══ DATA

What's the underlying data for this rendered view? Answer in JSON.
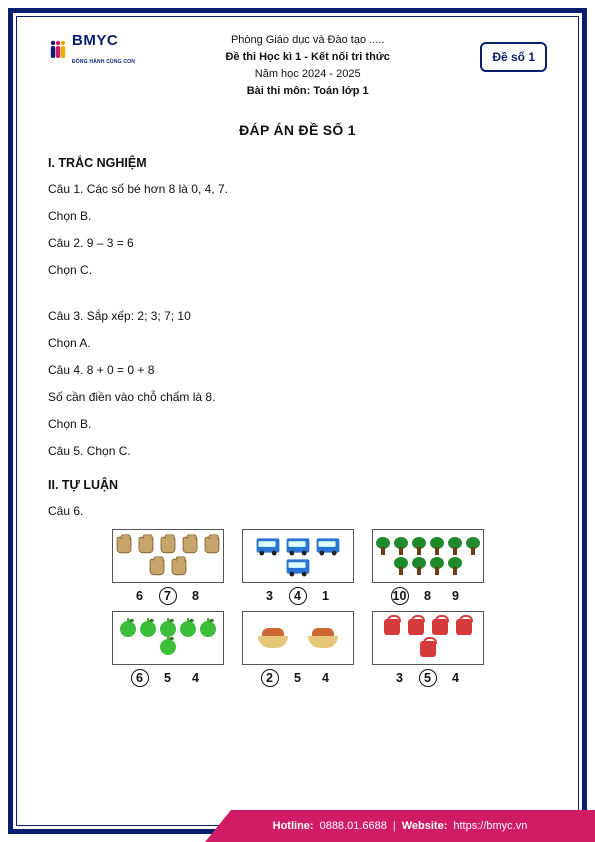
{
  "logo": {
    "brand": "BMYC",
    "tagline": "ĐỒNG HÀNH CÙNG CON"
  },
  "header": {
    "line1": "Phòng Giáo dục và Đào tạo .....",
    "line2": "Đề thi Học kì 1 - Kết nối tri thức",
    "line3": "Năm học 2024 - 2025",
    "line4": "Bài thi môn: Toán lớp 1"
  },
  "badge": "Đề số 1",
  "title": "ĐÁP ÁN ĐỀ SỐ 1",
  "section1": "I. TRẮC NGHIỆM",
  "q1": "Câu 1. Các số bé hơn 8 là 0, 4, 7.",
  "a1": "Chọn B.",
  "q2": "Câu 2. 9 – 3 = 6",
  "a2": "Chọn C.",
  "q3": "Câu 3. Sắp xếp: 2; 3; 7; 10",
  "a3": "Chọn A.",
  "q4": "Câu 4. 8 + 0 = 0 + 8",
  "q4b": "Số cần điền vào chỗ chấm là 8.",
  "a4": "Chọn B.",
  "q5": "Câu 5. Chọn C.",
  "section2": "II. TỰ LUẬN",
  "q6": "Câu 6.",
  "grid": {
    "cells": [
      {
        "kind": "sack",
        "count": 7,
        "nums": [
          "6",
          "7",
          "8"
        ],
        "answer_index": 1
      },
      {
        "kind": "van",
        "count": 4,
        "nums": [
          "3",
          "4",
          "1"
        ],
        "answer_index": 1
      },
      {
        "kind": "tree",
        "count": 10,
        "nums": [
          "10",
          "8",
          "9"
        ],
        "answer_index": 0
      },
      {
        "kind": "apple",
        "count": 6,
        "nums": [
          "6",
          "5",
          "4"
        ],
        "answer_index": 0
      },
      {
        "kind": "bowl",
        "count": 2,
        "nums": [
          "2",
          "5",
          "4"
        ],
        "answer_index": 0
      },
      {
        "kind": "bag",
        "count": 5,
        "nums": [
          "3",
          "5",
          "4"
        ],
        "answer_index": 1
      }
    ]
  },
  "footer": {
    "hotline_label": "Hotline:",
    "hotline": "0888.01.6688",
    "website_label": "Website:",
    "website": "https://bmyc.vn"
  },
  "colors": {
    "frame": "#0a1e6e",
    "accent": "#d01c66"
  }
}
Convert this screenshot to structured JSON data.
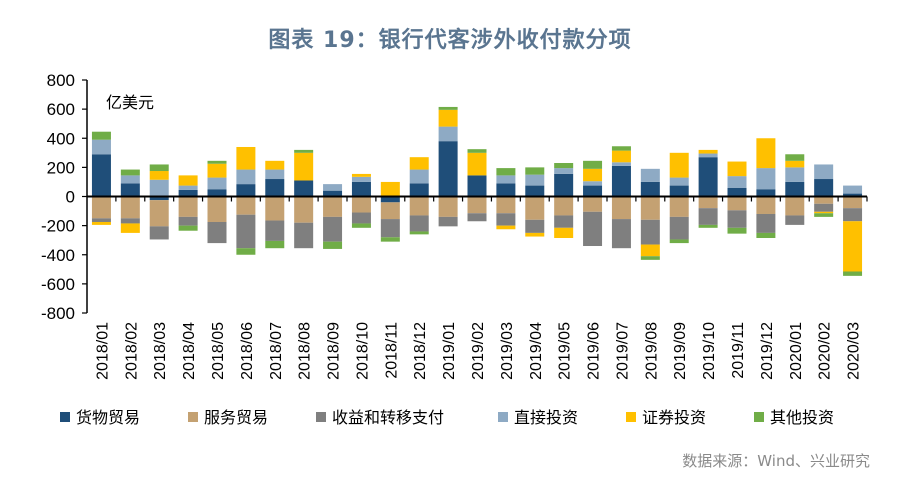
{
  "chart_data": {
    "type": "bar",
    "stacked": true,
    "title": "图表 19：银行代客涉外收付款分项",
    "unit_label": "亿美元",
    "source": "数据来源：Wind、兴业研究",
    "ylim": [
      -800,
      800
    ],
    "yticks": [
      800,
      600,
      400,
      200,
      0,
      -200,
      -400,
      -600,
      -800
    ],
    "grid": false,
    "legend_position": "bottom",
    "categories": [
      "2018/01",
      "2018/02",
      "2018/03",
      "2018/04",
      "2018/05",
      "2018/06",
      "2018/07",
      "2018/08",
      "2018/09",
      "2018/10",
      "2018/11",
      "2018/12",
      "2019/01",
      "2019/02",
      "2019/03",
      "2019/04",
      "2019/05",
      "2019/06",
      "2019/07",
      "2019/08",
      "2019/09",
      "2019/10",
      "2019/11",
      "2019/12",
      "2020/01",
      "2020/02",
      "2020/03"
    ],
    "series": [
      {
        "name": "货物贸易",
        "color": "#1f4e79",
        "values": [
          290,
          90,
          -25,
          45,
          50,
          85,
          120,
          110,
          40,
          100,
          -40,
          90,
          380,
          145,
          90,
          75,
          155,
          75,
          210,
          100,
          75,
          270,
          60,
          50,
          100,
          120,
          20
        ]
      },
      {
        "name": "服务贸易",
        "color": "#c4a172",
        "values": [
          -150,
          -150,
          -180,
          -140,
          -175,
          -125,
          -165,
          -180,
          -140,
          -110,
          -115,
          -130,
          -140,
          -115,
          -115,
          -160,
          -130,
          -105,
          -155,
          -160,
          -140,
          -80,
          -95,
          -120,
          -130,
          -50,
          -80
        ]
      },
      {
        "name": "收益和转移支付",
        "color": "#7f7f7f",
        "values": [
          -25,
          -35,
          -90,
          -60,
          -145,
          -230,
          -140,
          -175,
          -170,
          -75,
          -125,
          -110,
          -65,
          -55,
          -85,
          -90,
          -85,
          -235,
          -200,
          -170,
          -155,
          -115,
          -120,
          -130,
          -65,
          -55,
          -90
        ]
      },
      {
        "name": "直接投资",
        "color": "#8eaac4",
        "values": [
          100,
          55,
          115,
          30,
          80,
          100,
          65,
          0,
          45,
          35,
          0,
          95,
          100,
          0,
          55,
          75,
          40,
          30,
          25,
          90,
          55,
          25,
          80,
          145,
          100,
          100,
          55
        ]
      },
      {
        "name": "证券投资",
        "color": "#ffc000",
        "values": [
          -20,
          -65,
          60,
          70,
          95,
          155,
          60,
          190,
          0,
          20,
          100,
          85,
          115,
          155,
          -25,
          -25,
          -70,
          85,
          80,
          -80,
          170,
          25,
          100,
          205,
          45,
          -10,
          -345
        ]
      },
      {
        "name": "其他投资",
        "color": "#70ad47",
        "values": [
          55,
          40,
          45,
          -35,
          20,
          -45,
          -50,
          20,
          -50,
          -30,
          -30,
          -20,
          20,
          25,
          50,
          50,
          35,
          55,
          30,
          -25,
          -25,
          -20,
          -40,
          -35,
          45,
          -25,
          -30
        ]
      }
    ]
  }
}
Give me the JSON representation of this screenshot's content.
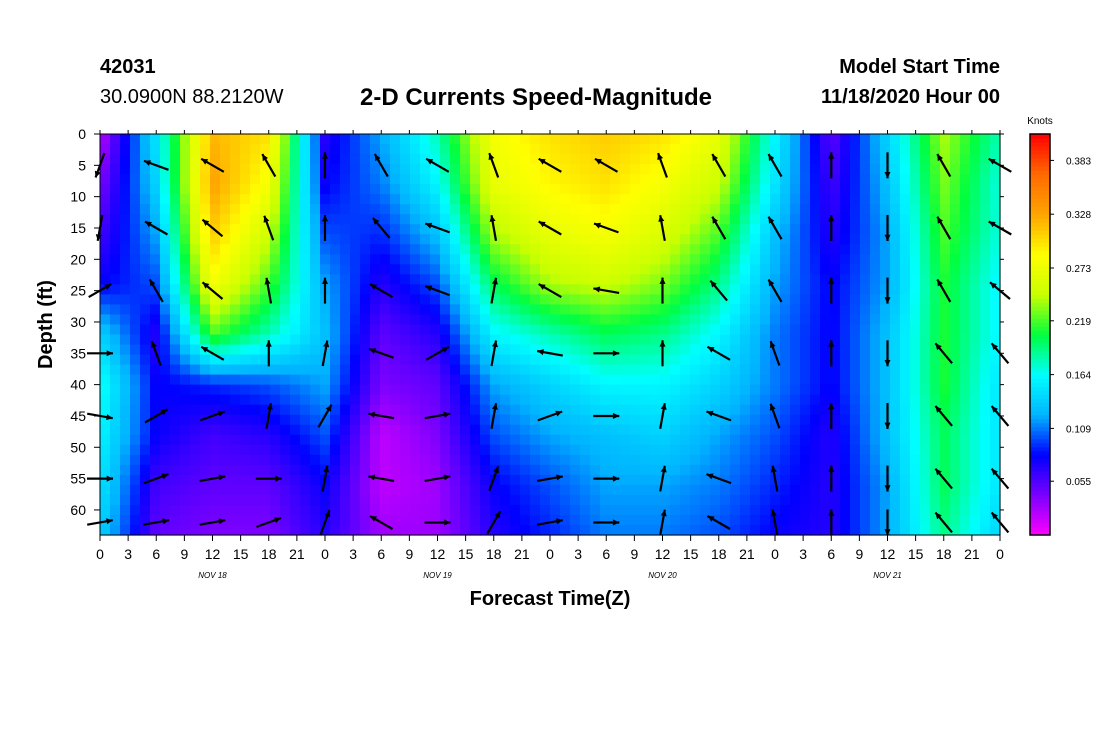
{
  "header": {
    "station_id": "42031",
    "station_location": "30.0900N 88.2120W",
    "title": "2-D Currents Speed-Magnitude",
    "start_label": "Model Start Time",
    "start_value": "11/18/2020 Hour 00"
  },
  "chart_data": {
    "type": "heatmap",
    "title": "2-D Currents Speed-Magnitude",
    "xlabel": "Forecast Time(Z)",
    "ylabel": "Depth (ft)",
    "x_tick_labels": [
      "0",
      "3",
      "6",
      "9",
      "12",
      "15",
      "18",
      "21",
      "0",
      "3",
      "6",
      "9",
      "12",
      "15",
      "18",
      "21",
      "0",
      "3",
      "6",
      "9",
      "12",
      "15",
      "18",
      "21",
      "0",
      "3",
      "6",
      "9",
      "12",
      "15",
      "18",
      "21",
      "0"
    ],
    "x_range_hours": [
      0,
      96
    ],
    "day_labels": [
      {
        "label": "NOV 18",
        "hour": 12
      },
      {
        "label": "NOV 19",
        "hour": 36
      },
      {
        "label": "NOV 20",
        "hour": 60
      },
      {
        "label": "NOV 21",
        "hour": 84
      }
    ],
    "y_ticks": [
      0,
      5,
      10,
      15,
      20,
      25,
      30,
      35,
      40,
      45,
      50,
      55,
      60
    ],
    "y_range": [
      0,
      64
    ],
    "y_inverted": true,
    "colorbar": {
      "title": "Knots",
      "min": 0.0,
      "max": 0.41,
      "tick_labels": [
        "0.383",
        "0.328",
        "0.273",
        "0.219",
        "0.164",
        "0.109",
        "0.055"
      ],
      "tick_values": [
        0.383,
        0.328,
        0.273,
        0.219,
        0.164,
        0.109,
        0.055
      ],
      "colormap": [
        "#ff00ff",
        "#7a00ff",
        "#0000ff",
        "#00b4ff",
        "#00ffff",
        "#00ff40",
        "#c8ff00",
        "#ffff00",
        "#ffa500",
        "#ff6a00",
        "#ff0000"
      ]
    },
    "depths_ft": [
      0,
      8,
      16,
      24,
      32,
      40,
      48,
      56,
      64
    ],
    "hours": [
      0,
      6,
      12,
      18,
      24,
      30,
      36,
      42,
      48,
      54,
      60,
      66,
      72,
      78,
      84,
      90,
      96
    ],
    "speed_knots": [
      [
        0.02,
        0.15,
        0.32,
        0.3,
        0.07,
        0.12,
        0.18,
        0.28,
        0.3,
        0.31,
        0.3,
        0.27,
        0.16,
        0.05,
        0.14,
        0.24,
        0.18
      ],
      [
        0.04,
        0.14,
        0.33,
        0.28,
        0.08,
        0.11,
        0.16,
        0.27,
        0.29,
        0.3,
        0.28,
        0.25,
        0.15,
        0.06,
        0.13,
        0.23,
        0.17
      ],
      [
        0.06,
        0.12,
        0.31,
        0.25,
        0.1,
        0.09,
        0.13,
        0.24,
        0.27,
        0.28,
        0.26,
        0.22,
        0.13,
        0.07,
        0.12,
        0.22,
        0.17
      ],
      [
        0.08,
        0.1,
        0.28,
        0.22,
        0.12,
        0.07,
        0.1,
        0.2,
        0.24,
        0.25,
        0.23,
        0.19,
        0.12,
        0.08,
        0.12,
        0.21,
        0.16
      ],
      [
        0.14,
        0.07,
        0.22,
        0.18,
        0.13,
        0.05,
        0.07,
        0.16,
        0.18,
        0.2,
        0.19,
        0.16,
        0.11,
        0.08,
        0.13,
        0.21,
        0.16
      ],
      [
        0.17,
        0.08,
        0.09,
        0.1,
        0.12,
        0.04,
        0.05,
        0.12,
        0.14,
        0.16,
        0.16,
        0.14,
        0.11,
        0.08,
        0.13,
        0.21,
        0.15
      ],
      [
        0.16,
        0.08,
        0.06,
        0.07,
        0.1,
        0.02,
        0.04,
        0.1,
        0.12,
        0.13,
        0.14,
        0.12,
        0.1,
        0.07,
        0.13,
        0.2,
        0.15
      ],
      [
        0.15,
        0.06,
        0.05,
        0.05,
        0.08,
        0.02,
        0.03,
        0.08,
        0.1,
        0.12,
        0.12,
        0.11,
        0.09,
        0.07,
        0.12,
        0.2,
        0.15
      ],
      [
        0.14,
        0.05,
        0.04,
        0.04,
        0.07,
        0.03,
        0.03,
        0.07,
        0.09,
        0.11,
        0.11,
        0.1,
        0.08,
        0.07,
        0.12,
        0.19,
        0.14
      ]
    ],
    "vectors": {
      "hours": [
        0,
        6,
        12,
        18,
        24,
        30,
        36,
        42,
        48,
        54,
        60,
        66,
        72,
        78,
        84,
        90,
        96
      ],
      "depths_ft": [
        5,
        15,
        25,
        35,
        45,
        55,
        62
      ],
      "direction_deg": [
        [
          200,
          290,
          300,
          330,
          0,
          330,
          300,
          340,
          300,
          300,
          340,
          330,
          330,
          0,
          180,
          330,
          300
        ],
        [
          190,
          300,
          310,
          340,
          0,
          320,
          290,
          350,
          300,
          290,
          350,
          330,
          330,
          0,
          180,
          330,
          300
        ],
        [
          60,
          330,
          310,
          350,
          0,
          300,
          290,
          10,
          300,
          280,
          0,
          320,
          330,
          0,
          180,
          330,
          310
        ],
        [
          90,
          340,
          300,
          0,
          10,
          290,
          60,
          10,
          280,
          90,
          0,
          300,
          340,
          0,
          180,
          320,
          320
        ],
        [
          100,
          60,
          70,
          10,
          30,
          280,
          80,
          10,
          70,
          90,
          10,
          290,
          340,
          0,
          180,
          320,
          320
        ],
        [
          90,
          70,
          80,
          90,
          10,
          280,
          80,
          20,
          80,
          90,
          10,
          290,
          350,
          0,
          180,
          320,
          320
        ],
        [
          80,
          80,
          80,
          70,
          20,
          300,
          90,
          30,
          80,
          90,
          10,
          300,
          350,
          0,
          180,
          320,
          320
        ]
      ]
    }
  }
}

════

- [TASK GOAL] Take each line of the material that contains the word "Time" and list it.

- [WORKED ANSWER]
    "start_label": "Model Start Time",
    "xlabel": "Forecast Time(Z)",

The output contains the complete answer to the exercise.